(Data records)
--------------------
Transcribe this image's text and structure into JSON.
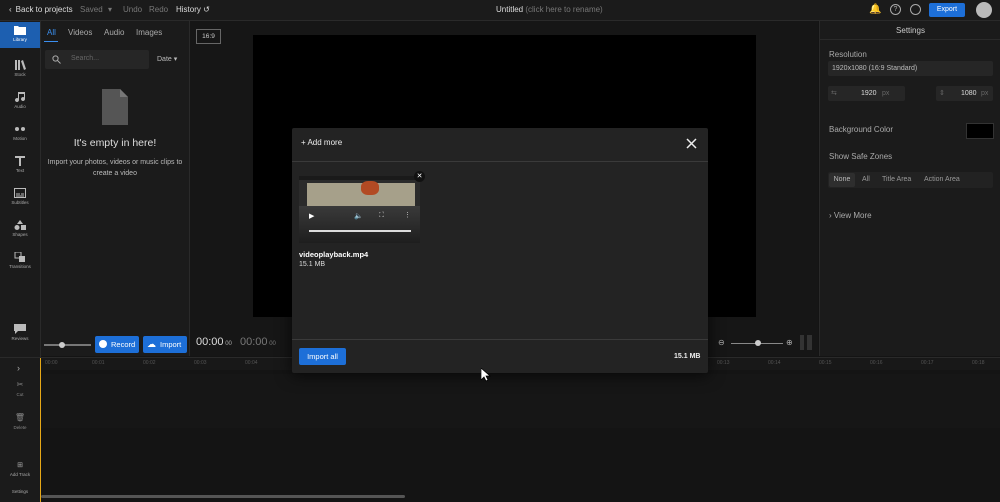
{
  "topbar": {
    "back": "Back to projects",
    "saved": "Saved",
    "undo": "Undo",
    "redo": "Redo",
    "history": "History",
    "title": "Untitled",
    "title_hint": "(click here to rename)",
    "export": "Export"
  },
  "nav": [
    {
      "label": "Library",
      "icon": "folder-icon"
    },
    {
      "label": "Stock",
      "icon": "stock-icon"
    },
    {
      "label": "Audio",
      "icon": "music-icon"
    },
    {
      "label": "Motion",
      "icon": "motion-icon"
    },
    {
      "label": "Text",
      "icon": "text-icon"
    },
    {
      "label": "Subtitles",
      "icon": "subtitles-icon"
    },
    {
      "label": "Shapes",
      "icon": "shapes-icon"
    },
    {
      "label": "Transitions",
      "icon": "transitions-icon"
    },
    {
      "label": "Reviews",
      "icon": "reviews-icon"
    }
  ],
  "library": {
    "tabs": [
      "All",
      "Videos",
      "Audio",
      "Images"
    ],
    "search_placeholder": "Search...",
    "sort": "Date",
    "empty_title": "It's empty in here!",
    "empty_desc": "Import your photos, videos or music clips to create a video",
    "record": "Record",
    "import": "Import"
  },
  "stage": {
    "aspect": "16:9",
    "time_current": "00:00",
    "time_current_frames": "00",
    "time_total": "00:00",
    "time_total_frames": "00"
  },
  "settings": {
    "title": "Settings",
    "resolution_label": "Resolution",
    "resolution_value": "1920x1080 (16:9 Standard)",
    "width": "1920",
    "height": "1080",
    "unit": "px",
    "bg_color_label": "Background Color",
    "bg_color": "#000000",
    "safe_zones_label": "Show Safe Zones",
    "safe_zones": [
      "None",
      "All",
      "Title Area",
      "Action Area"
    ],
    "view_more": "View More"
  },
  "timeline": {
    "ticks": [
      "00:00",
      "00:01",
      "00:02",
      "00:03",
      "00:04",
      "00:13",
      "00:14",
      "00:15",
      "00:16",
      "00:17",
      "00:18"
    ],
    "side": [
      {
        "label": "Cut",
        "icon": "scissors-icon"
      },
      {
        "label": "Delete",
        "icon": "trash-icon"
      },
      {
        "label": "Add Track",
        "icon": "add-track-icon"
      },
      {
        "label": "Settings",
        "icon": ""
      }
    ]
  },
  "modal": {
    "add_more": "Add more",
    "file_name": "videoplayback.mp4",
    "file_size": "15.1 MB",
    "import_all": "Import all",
    "total_size": "15.1 MB"
  },
  "colors": {
    "accent": "#1d6fd8",
    "active_tab": "#3b8ff0",
    "playhead": "#e6a817"
  }
}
--------------------
- Work to do: Keep every word of the data as it is when you write it out, but drop the pictures.

- Solution below:
Transcribe this image's text and structure into JSON.
{
  "topbar": {
    "back": "Back to projects",
    "saved": "Saved",
    "undo": "Undo",
    "redo": "Redo",
    "history": "History",
    "title": "Untitled",
    "title_hint": "(click here to rename)",
    "export": "Export"
  },
  "nav": [
    {
      "label": "Library",
      "icon": "folder-icon"
    },
    {
      "label": "Stock",
      "icon": "stock-icon"
    },
    {
      "label": "Audio",
      "icon": "music-icon"
    },
    {
      "label": "Motion",
      "icon": "motion-icon"
    },
    {
      "label": "Text",
      "icon": "text-icon"
    },
    {
      "label": "Subtitles",
      "icon": "subtitles-icon"
    },
    {
      "label": "Shapes",
      "icon": "shapes-icon"
    },
    {
      "label": "Transitions",
      "icon": "transitions-icon"
    },
    {
      "label": "Reviews",
      "icon": "reviews-icon"
    }
  ],
  "library": {
    "tabs": [
      "All",
      "Videos",
      "Audio",
      "Images"
    ],
    "search_placeholder": "Search...",
    "sort": "Date",
    "empty_title": "It's empty in here!",
    "empty_desc": "Import your photos, videos or music clips to create a video",
    "record": "Record",
    "import": "Import"
  },
  "stage": {
    "aspect": "16:9",
    "time_current": "00:00",
    "time_current_frames": "00",
    "time_total": "00:00",
    "time_total_frames": "00"
  },
  "settings": {
    "title": "Settings",
    "resolution_label": "Resolution",
    "resolution_value": "1920x1080 (16:9 Standard)",
    "width": "1920",
    "height": "1080",
    "unit": "px",
    "bg_color_label": "Background Color",
    "bg_color": "#000000",
    "safe_zones_label": "Show Safe Zones",
    "safe_zones": [
      "None",
      "All",
      "Title Area",
      "Action Area"
    ],
    "view_more": "View More"
  },
  "timeline": {
    "ticks": [
      "00:00",
      "00:01",
      "00:02",
      "00:03",
      "00:04",
      "00:13",
      "00:14",
      "00:15",
      "00:16",
      "00:17",
      "00:18"
    ],
    "side": [
      {
        "label": "Cut",
        "icon": "scissors-icon"
      },
      {
        "label": "Delete",
        "icon": "trash-icon"
      },
      {
        "label": "Add Track",
        "icon": "add-track-icon"
      },
      {
        "label": "Settings",
        "icon": ""
      }
    ]
  },
  "modal": {
    "add_more": "Add more",
    "file_name": "videoplayback.mp4",
    "file_size": "15.1 MB",
    "import_all": "Import all",
    "total_size": "15.1 MB"
  },
  "colors": {
    "accent": "#1d6fd8",
    "active_tab": "#3b8ff0",
    "playhead": "#e6a817"
  }
}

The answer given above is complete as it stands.